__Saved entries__
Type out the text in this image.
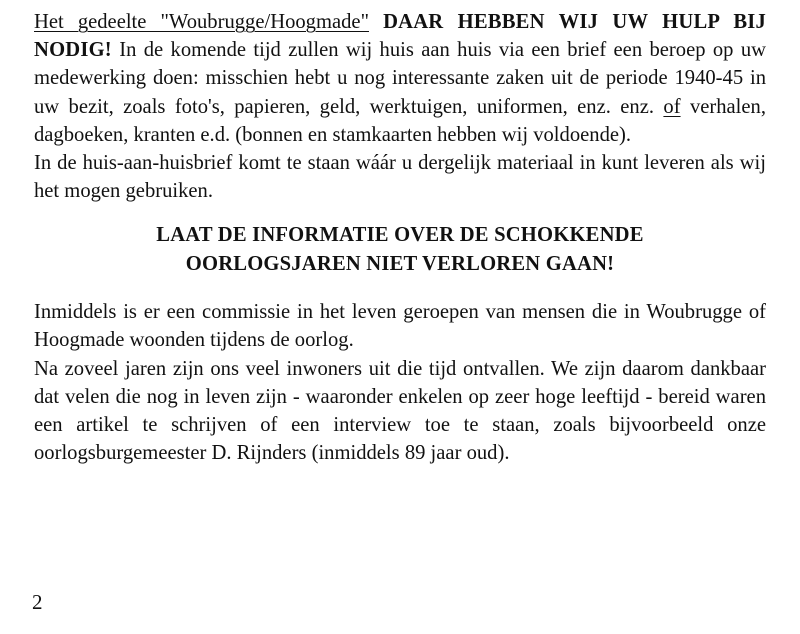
Het gedeelte "Woubrugge/Hoogmade" DAAR HEBBEN WIJ UW HULP BIJ NODIG! In de komende tijd zullen wij huis aan huis via een brief een beroep op uw medewerking doen: misschien hebt u nog interessante zaken uit de periode 1940-45 in uw bezit, zoals foto's, papieren, geld, werktuigen, uniformen, enz. enz. of verhalen, dagboeken, kranten e.d. (bonnen en stamkaarten hebben wij voldoende).

In de huis-aan-huisbrief komt te staan wáár u dergelijk materiaal in kunt leveren als wij het mogen gebruiken.

LAAT DE INFORMATIE OVER DE SCHOKKENDE
OORLOGSJAREN NIET VERLOREN GAAN!

Inmiddels is er een commissie in het leven geroepen van mensen die in Woubrugge of Hoogmade woonden tijdens de oorlog.

Na zoveel jaren zijn ons veel inwoners uit die tijd ontvallen. We zijn daarom dankbaar dat velen die nog in leven zijn - waaronder enkelen op zeer hoge leeftijd - bereid waren een artikel te schrijven of een interview toe te staan, zoals bijvoorbeeld onze oorlogsburgemeester D. Rijnders (inmiddels 89 jaar oud).

2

__Exercise__
Of the lines above, how many contain the string "Woubrugge"? Only the number is required.

__Task answer__
2